Data in this exercise
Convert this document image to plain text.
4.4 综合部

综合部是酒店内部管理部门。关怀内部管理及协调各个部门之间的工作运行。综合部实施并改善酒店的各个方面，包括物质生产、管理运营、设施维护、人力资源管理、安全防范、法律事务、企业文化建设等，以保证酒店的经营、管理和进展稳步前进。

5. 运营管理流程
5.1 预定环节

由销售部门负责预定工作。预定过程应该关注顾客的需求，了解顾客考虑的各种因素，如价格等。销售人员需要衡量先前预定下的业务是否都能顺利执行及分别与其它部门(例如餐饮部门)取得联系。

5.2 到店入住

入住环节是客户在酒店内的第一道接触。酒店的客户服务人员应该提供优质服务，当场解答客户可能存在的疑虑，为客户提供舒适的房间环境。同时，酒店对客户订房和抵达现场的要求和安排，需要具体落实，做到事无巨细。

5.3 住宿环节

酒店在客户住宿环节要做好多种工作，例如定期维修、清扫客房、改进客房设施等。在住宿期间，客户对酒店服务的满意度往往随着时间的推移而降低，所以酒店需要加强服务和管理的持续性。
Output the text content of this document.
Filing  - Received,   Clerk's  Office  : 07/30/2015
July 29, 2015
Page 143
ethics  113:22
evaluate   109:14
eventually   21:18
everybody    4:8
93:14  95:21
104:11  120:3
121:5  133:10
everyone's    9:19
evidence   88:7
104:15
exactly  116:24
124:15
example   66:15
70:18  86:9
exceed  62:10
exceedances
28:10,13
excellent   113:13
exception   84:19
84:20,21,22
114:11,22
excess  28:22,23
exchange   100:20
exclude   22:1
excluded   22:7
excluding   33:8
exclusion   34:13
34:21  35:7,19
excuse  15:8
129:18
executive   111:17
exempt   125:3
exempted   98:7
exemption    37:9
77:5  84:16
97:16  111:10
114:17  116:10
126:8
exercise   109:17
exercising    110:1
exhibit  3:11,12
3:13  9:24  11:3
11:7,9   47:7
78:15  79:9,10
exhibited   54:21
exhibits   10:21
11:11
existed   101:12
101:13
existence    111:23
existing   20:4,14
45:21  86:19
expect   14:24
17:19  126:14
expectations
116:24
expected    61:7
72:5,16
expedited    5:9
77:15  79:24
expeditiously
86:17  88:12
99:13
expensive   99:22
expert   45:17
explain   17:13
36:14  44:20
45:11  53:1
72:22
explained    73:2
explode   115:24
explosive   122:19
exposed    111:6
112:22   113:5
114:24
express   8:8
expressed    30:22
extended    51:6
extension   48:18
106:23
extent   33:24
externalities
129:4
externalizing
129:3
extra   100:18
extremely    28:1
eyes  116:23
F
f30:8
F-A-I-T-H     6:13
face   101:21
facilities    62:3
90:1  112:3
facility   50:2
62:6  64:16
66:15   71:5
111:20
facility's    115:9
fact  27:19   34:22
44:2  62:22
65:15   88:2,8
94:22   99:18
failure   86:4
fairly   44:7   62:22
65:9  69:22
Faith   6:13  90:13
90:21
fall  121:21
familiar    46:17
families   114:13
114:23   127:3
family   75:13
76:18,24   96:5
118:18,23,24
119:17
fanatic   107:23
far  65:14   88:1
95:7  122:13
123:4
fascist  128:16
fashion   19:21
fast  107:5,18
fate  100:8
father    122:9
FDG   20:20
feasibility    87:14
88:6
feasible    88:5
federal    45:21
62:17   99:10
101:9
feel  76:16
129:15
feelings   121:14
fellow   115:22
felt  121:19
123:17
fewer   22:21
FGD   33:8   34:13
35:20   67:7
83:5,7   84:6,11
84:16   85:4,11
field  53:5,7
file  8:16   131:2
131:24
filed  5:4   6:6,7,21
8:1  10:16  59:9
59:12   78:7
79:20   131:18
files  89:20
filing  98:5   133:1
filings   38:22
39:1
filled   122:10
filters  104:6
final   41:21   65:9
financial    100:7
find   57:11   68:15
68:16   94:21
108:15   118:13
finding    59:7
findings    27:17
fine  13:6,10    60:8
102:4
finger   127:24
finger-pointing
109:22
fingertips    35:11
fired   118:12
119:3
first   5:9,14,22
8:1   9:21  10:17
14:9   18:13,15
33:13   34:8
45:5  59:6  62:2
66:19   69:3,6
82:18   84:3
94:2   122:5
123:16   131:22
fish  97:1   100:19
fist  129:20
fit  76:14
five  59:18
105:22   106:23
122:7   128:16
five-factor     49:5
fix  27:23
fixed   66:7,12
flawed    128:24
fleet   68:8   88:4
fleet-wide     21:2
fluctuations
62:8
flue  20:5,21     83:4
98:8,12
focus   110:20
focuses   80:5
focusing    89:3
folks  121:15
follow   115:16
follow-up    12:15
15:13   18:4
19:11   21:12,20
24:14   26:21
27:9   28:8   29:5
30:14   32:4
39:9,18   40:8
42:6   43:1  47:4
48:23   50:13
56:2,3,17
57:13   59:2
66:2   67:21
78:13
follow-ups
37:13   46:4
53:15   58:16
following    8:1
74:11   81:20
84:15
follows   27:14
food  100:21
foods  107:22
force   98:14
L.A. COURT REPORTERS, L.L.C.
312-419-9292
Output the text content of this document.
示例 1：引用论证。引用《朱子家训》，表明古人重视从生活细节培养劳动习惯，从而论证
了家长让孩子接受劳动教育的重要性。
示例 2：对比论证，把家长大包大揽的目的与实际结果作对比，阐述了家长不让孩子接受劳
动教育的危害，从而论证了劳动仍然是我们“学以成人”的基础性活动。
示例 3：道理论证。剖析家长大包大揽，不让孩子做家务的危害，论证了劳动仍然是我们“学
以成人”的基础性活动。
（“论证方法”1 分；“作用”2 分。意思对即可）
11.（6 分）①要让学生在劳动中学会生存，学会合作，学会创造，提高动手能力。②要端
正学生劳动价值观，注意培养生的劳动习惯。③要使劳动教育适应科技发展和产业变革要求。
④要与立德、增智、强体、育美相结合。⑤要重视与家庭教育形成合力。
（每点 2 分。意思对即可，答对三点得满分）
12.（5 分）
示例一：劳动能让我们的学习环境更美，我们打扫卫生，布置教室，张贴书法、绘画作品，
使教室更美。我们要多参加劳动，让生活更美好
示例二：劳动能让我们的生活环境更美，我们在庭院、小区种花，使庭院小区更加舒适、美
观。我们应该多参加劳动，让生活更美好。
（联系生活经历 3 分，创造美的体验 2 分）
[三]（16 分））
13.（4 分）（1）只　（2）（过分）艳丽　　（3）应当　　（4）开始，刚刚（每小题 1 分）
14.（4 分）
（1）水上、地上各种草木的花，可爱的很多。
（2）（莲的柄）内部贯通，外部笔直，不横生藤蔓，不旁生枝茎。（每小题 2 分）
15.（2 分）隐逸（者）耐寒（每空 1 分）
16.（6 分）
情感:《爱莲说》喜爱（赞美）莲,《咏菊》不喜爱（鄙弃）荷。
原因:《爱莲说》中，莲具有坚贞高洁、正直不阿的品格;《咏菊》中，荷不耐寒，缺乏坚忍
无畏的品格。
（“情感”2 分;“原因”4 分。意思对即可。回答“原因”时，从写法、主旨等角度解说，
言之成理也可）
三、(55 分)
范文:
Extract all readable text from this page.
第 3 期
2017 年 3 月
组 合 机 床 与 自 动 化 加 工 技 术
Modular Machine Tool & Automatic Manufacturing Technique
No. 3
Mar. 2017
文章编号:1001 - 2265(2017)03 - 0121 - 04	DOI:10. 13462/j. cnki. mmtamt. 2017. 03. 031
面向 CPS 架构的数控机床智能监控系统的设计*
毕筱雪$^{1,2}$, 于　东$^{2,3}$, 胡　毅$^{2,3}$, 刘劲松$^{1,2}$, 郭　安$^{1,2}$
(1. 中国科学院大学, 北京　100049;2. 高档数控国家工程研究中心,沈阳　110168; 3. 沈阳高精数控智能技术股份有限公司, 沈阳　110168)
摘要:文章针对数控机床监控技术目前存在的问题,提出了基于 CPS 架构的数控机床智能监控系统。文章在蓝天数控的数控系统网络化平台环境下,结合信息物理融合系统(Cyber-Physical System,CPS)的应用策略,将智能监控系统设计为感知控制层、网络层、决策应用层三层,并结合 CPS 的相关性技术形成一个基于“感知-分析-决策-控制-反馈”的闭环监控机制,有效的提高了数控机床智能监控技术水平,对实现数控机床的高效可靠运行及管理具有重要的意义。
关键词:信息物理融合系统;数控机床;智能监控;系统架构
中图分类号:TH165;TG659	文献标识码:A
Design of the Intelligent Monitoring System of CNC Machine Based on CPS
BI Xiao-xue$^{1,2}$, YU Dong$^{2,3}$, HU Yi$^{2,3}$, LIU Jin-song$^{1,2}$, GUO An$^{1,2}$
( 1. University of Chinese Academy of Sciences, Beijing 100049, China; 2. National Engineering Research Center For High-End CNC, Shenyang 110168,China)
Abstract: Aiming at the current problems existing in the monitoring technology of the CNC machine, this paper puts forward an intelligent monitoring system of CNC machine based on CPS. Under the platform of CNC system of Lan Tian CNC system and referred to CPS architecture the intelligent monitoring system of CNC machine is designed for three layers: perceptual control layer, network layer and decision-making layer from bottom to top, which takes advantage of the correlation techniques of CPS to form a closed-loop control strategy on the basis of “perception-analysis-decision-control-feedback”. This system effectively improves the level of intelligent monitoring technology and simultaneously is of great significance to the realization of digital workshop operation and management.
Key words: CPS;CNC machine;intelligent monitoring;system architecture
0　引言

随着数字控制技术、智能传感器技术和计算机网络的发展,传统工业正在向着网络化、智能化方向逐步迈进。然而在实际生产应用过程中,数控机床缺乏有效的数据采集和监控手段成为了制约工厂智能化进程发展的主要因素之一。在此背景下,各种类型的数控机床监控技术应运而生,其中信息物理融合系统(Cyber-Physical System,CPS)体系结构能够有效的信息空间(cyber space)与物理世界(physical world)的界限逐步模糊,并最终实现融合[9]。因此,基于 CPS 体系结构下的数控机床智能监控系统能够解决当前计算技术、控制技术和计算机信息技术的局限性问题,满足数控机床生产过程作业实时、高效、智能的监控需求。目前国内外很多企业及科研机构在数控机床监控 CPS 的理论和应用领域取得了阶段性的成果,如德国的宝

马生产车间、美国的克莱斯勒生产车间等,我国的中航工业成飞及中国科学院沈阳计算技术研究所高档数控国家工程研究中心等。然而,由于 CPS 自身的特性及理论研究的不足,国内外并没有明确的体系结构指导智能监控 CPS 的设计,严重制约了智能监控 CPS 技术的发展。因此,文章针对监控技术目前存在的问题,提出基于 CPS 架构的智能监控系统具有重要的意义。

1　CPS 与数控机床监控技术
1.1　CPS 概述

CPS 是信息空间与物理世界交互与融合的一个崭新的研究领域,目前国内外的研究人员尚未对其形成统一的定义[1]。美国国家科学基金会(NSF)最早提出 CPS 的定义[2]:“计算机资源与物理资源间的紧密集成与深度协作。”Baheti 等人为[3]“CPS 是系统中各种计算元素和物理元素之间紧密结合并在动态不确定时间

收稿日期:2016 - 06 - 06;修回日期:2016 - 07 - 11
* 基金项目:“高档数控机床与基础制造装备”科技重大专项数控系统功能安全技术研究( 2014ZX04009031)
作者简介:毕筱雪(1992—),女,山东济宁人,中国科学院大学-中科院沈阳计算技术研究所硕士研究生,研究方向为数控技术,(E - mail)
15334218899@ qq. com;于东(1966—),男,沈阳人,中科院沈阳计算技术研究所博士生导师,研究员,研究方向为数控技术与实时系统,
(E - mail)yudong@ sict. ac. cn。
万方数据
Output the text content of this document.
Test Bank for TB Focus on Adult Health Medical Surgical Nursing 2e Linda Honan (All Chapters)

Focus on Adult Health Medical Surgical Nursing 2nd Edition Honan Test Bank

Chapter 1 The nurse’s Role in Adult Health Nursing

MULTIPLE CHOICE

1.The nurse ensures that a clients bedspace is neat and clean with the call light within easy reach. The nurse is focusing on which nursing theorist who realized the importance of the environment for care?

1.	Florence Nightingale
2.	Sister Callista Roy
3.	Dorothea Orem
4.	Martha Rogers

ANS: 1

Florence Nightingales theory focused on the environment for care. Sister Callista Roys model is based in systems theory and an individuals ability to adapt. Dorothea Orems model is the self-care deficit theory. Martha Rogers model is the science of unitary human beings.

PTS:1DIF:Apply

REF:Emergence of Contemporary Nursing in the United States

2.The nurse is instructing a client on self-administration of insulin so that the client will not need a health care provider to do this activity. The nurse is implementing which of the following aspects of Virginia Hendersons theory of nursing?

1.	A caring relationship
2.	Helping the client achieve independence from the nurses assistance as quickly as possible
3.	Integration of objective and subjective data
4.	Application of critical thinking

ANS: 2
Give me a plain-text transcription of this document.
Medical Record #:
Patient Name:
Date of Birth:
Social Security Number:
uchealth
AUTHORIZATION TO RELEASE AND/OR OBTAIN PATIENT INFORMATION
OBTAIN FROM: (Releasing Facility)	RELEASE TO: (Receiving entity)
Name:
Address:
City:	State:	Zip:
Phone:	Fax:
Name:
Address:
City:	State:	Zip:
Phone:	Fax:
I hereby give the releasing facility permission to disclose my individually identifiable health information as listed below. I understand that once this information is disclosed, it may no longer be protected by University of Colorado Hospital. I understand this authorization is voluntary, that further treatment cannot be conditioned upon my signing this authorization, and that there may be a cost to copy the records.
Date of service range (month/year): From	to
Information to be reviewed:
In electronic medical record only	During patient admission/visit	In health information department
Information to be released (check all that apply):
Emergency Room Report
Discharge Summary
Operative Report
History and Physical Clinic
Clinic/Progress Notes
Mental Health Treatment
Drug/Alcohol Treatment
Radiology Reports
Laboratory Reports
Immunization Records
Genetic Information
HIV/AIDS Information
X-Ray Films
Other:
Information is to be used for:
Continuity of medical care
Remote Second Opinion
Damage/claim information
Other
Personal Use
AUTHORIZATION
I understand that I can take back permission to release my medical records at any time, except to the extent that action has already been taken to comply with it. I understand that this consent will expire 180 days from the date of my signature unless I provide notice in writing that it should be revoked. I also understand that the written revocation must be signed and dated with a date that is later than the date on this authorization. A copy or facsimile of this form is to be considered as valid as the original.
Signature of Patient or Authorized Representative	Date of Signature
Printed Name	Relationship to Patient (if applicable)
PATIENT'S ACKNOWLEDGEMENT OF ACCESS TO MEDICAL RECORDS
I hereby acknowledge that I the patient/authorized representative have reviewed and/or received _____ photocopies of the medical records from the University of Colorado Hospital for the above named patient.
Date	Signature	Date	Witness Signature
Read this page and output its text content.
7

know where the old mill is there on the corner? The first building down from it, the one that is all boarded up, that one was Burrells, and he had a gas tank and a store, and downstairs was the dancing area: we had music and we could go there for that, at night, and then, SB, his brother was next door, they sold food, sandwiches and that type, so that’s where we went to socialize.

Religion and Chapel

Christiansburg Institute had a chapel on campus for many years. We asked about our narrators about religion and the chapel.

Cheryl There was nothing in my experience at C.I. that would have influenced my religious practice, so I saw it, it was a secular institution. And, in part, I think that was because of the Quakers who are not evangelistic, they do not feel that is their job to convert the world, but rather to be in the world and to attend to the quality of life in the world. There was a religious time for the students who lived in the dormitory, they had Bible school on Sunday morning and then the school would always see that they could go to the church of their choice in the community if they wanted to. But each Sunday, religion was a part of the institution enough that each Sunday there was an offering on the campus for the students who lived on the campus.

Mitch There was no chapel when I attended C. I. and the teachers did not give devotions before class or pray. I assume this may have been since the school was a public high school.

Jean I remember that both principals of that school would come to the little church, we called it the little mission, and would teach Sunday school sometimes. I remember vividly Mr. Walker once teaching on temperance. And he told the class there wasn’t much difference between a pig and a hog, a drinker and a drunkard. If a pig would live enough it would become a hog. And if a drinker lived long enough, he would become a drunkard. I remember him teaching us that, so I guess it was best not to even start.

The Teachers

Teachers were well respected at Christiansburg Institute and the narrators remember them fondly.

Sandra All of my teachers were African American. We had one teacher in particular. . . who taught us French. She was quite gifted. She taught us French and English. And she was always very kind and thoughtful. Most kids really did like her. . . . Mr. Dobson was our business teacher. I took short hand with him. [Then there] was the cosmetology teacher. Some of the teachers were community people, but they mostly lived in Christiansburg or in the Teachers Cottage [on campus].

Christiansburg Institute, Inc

Problem details
Pull every line containing "understand" out of the records.

Full answer
I hereby give the releasing facility permission to disclose my individually identifiable health information as listed below. I understand that once this information is disclosed, it may no longer be protected by University of Colorado Hospital. I understand this authorization is voluntary, that further treatment cannot be conditioned upon my signing this authorization, and that there may be a cost to copy the records.
I understand that I can take back permission to release my medical records at any time, except to the extent that action has already been taken to comply with it. I understand that this consent will expire 180 days from the date of my signature unless I provide notice in writing that it should be revoked. I also understand that the written revocation must be signed and dated with a date that is later than the date on this authorization. A copy or facsimile of this form is to be considered as valid as the original.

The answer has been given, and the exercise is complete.